— Short exercise —
Count the lines in the records that contain the string "screenshot". Reply with the number alone.

### Task material

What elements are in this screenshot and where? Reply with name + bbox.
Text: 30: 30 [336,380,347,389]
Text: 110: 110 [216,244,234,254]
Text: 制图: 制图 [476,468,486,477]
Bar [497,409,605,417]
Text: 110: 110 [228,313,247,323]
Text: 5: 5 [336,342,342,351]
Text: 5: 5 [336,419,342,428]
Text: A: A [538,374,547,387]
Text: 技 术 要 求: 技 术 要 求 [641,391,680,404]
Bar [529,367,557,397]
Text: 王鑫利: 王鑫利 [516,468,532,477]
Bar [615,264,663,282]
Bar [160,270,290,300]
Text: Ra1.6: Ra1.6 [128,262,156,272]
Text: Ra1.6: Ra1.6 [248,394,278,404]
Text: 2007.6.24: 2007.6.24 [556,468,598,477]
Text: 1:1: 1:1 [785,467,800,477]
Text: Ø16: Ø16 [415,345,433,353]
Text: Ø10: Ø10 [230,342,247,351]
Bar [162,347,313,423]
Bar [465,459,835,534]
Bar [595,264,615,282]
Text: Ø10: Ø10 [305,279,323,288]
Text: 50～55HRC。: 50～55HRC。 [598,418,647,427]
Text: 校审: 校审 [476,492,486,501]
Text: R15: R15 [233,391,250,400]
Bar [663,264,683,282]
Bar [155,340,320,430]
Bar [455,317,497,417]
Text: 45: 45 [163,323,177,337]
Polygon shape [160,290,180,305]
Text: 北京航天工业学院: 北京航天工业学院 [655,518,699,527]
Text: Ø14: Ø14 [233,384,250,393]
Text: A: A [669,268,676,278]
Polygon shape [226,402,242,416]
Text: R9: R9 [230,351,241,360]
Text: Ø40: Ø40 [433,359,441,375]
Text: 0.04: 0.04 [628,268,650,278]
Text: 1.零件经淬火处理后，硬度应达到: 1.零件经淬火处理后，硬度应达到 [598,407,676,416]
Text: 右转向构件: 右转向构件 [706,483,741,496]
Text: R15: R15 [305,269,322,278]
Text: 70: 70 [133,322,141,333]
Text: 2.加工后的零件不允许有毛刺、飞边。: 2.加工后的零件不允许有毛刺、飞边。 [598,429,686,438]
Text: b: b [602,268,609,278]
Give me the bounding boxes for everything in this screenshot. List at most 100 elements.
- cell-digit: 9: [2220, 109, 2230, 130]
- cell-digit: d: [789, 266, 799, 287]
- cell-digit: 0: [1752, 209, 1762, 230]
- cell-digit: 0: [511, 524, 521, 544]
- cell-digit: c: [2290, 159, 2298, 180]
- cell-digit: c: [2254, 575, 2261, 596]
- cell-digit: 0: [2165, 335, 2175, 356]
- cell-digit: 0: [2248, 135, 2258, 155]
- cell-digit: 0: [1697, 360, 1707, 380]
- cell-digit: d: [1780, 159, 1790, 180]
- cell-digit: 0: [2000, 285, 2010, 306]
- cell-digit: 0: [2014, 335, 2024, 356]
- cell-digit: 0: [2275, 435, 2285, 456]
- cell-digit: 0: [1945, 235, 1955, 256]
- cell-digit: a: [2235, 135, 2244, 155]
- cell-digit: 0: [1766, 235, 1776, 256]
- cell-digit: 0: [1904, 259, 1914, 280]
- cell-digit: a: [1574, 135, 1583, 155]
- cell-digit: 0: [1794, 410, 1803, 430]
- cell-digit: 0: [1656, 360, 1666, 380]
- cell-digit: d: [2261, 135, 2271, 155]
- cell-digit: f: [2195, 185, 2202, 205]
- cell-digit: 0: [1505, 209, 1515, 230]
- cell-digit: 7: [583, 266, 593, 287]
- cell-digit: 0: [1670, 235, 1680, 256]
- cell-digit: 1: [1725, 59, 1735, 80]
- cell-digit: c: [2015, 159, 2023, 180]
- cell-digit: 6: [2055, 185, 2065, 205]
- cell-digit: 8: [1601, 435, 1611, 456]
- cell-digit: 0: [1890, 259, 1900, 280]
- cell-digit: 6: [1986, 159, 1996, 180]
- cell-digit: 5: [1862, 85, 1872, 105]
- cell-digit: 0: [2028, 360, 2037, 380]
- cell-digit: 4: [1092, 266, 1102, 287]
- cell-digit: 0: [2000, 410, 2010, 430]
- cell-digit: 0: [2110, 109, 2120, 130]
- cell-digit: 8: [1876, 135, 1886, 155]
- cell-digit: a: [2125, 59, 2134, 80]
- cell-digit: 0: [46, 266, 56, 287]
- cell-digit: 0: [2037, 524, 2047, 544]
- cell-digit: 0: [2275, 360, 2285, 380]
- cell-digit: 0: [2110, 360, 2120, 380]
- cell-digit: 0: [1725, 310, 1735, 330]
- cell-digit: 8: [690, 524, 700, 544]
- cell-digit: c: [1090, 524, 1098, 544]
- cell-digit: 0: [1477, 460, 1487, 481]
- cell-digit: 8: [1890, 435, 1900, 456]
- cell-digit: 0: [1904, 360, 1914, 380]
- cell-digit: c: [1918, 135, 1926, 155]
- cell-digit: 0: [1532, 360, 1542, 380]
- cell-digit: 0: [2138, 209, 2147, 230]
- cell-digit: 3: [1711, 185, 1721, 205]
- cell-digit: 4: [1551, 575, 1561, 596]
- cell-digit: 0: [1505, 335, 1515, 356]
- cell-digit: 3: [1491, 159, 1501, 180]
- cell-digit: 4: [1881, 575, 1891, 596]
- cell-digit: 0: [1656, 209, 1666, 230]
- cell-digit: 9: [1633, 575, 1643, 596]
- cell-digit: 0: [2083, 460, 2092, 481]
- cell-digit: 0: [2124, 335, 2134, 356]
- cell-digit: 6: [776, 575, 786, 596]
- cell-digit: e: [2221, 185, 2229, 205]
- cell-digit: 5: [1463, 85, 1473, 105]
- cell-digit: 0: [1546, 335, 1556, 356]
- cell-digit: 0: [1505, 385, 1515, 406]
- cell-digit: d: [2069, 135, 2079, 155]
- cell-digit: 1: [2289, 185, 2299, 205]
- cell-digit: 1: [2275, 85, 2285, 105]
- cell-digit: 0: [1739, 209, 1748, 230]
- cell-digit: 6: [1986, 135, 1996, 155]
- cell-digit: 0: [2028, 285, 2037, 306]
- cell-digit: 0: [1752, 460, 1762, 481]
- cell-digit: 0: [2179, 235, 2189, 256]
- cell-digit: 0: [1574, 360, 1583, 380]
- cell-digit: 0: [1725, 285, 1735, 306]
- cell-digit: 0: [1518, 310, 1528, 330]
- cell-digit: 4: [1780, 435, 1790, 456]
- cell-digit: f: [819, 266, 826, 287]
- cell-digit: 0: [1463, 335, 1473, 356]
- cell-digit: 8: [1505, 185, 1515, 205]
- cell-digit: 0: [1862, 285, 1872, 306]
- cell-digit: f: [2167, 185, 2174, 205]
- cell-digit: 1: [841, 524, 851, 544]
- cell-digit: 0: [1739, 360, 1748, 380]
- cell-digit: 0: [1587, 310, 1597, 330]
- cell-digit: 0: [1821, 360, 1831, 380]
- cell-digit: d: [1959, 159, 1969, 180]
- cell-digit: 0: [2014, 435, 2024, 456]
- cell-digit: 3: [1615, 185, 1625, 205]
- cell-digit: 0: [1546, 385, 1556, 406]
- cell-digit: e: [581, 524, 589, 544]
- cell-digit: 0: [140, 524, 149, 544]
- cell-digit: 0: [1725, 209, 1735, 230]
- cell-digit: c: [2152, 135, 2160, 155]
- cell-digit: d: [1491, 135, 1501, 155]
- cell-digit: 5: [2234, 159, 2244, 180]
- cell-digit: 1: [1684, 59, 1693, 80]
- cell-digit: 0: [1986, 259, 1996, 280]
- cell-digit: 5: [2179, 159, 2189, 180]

######

— Solution to the exercise —
2